(Records supplied)
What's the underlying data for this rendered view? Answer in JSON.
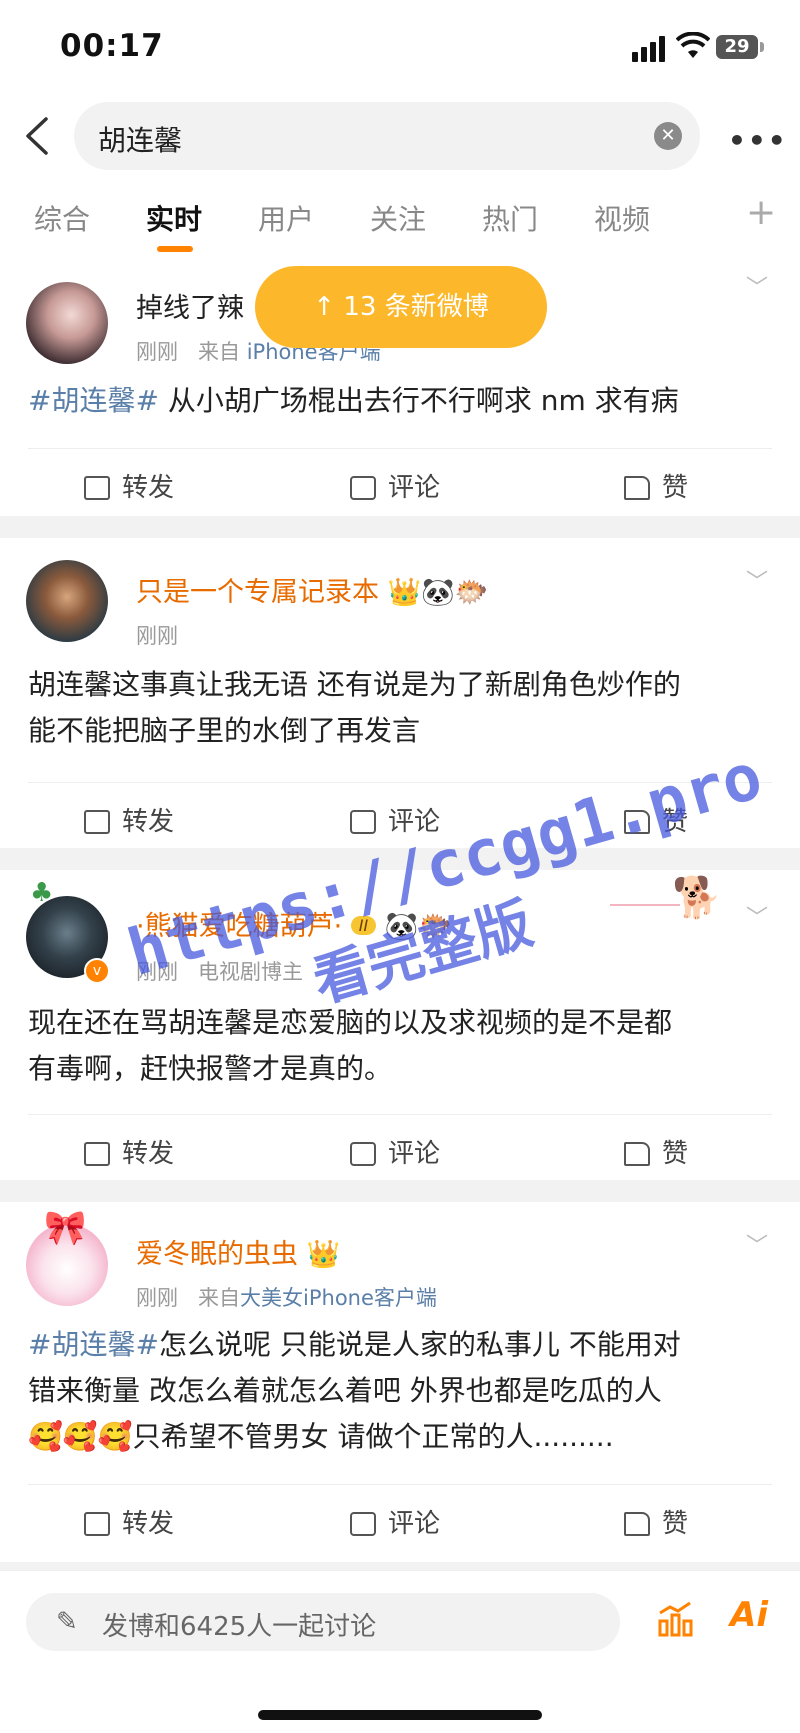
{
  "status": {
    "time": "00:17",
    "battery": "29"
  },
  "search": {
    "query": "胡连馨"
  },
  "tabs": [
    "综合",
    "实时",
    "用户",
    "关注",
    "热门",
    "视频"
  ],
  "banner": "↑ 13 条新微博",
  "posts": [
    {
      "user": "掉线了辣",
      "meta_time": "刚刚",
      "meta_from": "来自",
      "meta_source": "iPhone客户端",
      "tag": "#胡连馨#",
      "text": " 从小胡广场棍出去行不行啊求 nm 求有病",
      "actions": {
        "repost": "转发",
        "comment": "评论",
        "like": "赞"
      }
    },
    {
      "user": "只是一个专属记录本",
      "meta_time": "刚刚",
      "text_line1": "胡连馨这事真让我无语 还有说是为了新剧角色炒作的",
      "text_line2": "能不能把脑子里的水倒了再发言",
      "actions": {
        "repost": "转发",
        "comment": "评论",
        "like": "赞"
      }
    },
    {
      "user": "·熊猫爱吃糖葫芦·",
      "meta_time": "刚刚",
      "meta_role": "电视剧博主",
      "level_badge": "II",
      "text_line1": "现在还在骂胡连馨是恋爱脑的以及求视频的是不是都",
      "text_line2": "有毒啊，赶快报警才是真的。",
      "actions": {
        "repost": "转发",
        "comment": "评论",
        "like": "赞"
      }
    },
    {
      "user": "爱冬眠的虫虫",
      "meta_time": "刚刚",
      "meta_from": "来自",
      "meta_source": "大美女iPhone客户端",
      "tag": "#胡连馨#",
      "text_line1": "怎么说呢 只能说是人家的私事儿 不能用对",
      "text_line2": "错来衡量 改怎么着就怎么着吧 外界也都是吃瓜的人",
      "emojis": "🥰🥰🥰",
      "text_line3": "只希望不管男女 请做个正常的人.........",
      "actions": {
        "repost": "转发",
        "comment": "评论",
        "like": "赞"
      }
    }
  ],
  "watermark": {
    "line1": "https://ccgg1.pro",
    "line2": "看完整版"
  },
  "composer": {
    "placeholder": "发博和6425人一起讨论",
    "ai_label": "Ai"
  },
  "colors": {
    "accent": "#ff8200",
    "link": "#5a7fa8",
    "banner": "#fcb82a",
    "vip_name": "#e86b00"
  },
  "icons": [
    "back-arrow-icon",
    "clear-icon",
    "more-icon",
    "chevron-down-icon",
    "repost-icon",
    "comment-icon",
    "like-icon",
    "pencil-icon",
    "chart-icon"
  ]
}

(Stated exercise) Every entry above needs to be retyped exactly; drop the pictures.

(Result for this task)
What's the underlying data for this rendered view? Answer in JSON.
{
  "status": {
    "time": "00:17",
    "battery": "29"
  },
  "search": {
    "query": "胡连馨"
  },
  "tabs": [
    "综合",
    "实时",
    "用户",
    "关注",
    "热门",
    "视频"
  ],
  "banner": "↑ 13 条新微博",
  "posts": [
    {
      "user": "掉线了辣",
      "meta_time": "刚刚",
      "meta_from": "来自",
      "meta_source": "iPhone客户端",
      "tag": "#胡连馨#",
      "text": " 从小胡广场棍出去行不行啊求 nm 求有病",
      "actions": {
        "repost": "转发",
        "comment": "评论",
        "like": "赞"
      }
    },
    {
      "user": "只是一个专属记录本",
      "meta_time": "刚刚",
      "text_line1": "胡连馨这事真让我无语 还有说是为了新剧角色炒作的",
      "text_line2": "能不能把脑子里的水倒了再发言",
      "actions": {
        "repost": "转发",
        "comment": "评论",
        "like": "赞"
      }
    },
    {
      "user": "·熊猫爱吃糖葫芦·",
      "meta_time": "刚刚",
      "meta_role": "电视剧博主",
      "level_badge": "II",
      "text_line1": "现在还在骂胡连馨是恋爱脑的以及求视频的是不是都",
      "text_line2": "有毒啊，赶快报警才是真的。",
      "actions": {
        "repost": "转发",
        "comment": "评论",
        "like": "赞"
      }
    },
    {
      "user": "爱冬眠的虫虫",
      "meta_time": "刚刚",
      "meta_from": "来自",
      "meta_source": "大美女iPhone客户端",
      "tag": "#胡连馨#",
      "text_line1": "怎么说呢 只能说是人家的私事儿 不能用对",
      "text_line2": "错来衡量 改怎么着就怎么着吧 外界也都是吃瓜的人",
      "emojis": "🥰🥰🥰",
      "text_line3": "只希望不管男女 请做个正常的人.........",
      "actions": {
        "repost": "转发",
        "comment": "评论",
        "like": "赞"
      }
    }
  ],
  "watermark": {
    "line1": "https://ccgg1.pro",
    "line2": "看完整版"
  },
  "composer": {
    "placeholder": "发博和6425人一起讨论",
    "ai_label": "Ai"
  },
  "colors": {
    "accent": "#ff8200",
    "link": "#5a7fa8",
    "banner": "#fcb82a",
    "vip_name": "#e86b00"
  },
  "icons": [
    "back-arrow-icon",
    "clear-icon",
    "more-icon",
    "chevron-down-icon",
    "repost-icon",
    "comment-icon",
    "like-icon",
    "pencil-icon",
    "chart-icon"
  ]
}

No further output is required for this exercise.